PROVIDED INFORMATION
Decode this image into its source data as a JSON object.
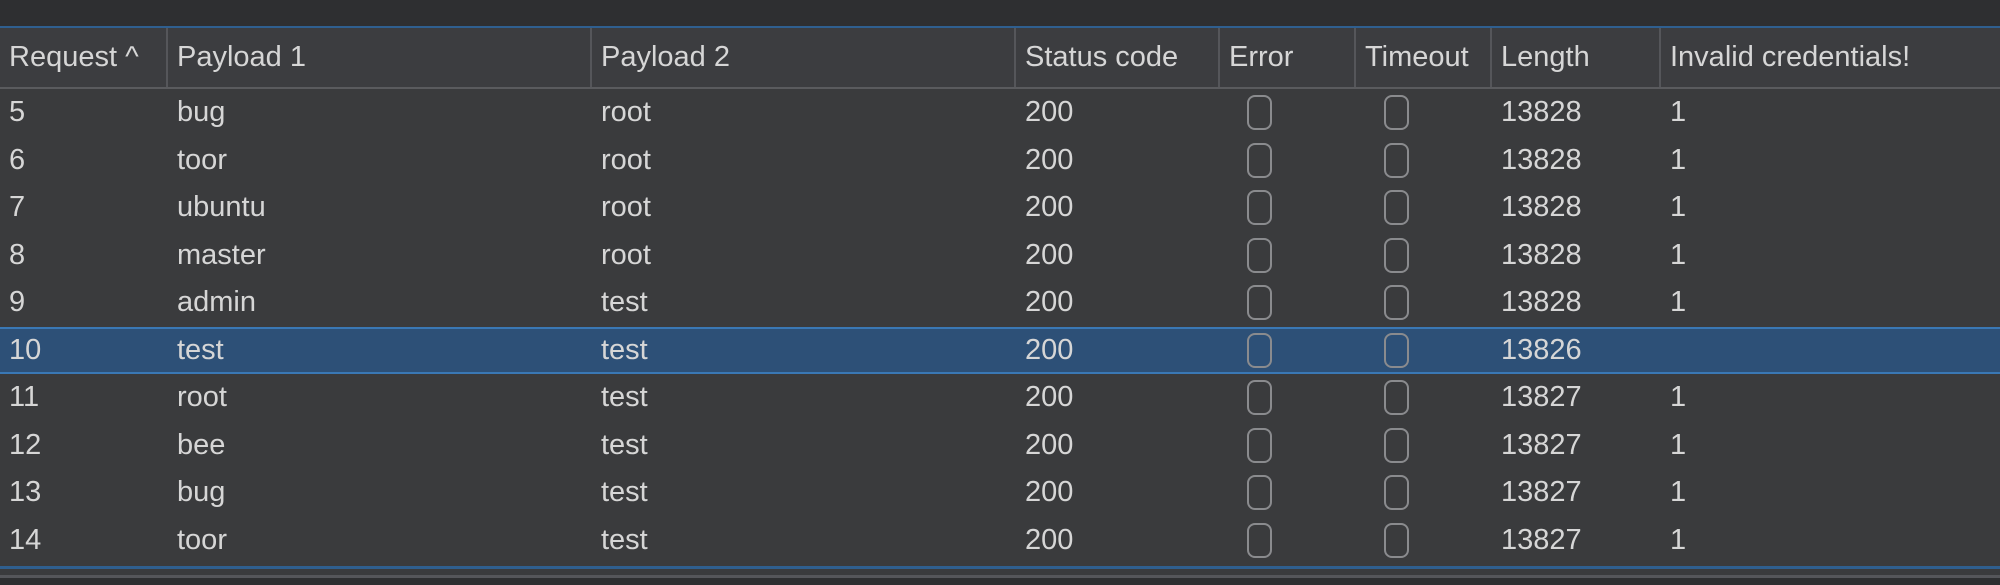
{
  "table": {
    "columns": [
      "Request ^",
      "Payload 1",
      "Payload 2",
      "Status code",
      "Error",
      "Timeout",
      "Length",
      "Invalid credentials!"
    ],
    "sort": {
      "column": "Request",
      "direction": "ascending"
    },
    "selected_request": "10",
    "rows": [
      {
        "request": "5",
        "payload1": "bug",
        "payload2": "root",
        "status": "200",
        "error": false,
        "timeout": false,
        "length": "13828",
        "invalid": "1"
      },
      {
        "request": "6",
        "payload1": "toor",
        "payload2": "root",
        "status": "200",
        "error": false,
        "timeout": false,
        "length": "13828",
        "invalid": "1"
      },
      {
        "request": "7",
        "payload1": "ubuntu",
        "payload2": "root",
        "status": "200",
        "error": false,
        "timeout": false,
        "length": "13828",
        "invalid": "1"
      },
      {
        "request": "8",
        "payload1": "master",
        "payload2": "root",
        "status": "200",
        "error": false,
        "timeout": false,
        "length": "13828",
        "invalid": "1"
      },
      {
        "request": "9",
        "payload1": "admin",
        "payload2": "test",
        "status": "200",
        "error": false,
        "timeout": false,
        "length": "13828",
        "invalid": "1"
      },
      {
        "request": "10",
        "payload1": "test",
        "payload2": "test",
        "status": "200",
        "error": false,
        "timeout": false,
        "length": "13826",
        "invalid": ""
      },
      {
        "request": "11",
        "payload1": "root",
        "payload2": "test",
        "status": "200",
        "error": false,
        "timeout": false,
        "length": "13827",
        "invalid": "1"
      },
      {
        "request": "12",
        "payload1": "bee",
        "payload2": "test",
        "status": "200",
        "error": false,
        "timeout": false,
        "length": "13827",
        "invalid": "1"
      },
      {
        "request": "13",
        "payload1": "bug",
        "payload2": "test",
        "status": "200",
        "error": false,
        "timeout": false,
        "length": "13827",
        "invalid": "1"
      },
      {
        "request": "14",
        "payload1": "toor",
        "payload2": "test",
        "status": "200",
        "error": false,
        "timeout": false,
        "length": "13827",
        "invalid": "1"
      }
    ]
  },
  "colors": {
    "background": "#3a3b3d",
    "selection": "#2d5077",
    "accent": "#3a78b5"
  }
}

==

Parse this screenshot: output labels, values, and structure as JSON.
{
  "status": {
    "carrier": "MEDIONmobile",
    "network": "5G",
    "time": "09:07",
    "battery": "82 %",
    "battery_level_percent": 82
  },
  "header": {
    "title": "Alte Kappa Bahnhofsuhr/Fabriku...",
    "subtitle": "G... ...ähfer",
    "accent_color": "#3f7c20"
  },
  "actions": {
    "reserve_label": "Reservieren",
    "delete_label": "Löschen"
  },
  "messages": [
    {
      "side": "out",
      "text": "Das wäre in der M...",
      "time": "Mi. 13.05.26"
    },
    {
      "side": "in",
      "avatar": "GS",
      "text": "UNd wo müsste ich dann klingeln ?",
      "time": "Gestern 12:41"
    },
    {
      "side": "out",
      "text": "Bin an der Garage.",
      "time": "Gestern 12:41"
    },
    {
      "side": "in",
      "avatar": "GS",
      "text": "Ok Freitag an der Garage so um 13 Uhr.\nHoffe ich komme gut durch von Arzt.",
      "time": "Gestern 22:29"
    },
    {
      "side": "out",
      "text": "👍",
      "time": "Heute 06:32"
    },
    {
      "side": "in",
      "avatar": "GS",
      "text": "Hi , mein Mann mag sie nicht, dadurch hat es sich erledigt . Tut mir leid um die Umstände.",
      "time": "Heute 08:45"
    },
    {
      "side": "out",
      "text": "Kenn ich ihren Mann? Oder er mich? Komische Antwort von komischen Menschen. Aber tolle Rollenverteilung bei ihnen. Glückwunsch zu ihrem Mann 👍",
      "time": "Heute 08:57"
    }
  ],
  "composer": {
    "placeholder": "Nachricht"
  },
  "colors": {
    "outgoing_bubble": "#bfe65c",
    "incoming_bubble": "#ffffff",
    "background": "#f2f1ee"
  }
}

GIVEN PROBLEM
Give the count of lines containing "background", with no added text.

SOLUTION
2